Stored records
%%

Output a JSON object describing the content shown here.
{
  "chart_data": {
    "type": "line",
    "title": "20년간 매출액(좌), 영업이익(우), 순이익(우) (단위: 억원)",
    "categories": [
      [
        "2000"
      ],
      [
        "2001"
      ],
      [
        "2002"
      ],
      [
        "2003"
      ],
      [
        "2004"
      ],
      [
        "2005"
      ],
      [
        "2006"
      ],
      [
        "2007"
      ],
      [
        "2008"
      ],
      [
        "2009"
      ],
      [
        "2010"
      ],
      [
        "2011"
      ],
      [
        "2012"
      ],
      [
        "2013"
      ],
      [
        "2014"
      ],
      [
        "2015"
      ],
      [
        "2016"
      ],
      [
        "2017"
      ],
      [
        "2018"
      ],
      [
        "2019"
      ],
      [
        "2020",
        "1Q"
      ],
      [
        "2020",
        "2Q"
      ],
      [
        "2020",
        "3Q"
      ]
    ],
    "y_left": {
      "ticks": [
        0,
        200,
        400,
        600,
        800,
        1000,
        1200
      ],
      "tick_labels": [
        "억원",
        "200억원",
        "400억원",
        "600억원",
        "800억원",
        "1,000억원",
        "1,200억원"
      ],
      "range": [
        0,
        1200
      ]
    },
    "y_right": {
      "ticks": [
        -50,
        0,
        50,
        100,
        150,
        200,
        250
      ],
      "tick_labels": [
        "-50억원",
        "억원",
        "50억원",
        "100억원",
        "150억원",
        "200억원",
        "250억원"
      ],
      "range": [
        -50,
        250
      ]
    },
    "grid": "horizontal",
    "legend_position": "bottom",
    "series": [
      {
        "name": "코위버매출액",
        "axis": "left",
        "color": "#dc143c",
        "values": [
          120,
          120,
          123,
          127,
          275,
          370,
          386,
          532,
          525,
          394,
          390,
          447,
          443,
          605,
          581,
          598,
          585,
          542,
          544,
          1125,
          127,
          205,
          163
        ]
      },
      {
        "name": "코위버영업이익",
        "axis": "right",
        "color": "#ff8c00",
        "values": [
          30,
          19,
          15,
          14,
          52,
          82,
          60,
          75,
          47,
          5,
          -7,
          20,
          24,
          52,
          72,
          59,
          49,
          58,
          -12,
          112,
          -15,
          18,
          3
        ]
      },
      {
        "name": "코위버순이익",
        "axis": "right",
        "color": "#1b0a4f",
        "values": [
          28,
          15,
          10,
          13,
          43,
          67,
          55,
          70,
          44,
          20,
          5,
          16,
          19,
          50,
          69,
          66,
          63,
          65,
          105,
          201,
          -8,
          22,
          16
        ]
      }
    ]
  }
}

%%

**Objective:**
Print every line of the records exactly. Omit nothing.

**Task result:**
Output a JSON object describing the content shown here.
{
  "chart_data": {
    "type": "line",
    "title": "20년간 매출액(좌), 영업이익(우), 순이익(우) (단위: 억원)",
    "categories": [
      [
        "2000"
      ],
      [
        "2001"
      ],
      [
        "2002"
      ],
      [
        "2003"
      ],
      [
        "2004"
      ],
      [
        "2005"
      ],
      [
        "2006"
      ],
      [
        "2007"
      ],
      [
        "2008"
      ],
      [
        "2009"
      ],
      [
        "2010"
      ],
      [
        "2011"
      ],
      [
        "2012"
      ],
      [
        "2013"
      ],
      [
        "2014"
      ],
      [
        "2015"
      ],
      [
        "2016"
      ],
      [
        "2017"
      ],
      [
        "2018"
      ],
      [
        "2019"
      ],
      [
        "2020",
        "1Q"
      ],
      [
        "2020",
        "2Q"
      ],
      [
        "2020",
        "3Q"
      ]
    ],
    "y_left": {
      "ticks": [
        0,
        200,
        400,
        600,
        800,
        1000,
        1200
      ],
      "tick_labels": [
        "억원",
        "200억원",
        "400억원",
        "600억원",
        "800억원",
        "1,000억원",
        "1,200억원"
      ],
      "range": [
        0,
        1200
      ]
    },
    "y_right": {
      "ticks": [
        -50,
        0,
        50,
        100,
        150,
        200,
        250
      ],
      "tick_labels": [
        "-50억원",
        "억원",
        "50억원",
        "100억원",
        "150억원",
        "200억원",
        "250억원"
      ],
      "range": [
        -50,
        250
      ]
    },
    "grid": "horizontal",
    "legend_position": "bottom",
    "series": [
      {
        "name": "코위버매출액",
        "axis": "left",
        "color": "#dc143c",
        "values": [
          120,
          120,
          123,
          127,
          275,
          370,
          386,
          532,
          525,
          394,
          390,
          447,
          443,
          605,
          581,
          598,
          585,
          542,
          544,
          1125,
          127,
          205,
          163
        ]
      },
      {
        "name": "코위버영업이익",
        "axis": "right",
        "color": "#ff8c00",
        "values": [
          30,
          19,
          15,
          14,
          52,
          82,
          60,
          75,
          47,
          5,
          -7,
          20,
          24,
          52,
          72,
          59,
          49,
          58,
          -12,
          112,
          -15,
          18,
          3
        ]
      },
      {
        "name": "코위버순이익",
        "axis": "right",
        "color": "#1b0a4f",
        "values": [
          28,
          15,
          10,
          13,
          43,
          67,
          55,
          70,
          44,
          20,
          5,
          16,
          19,
          50,
          69,
          66,
          63,
          65,
          105,
          201,
          -8,
          22,
          16
        ]
      }
    ]
  }
}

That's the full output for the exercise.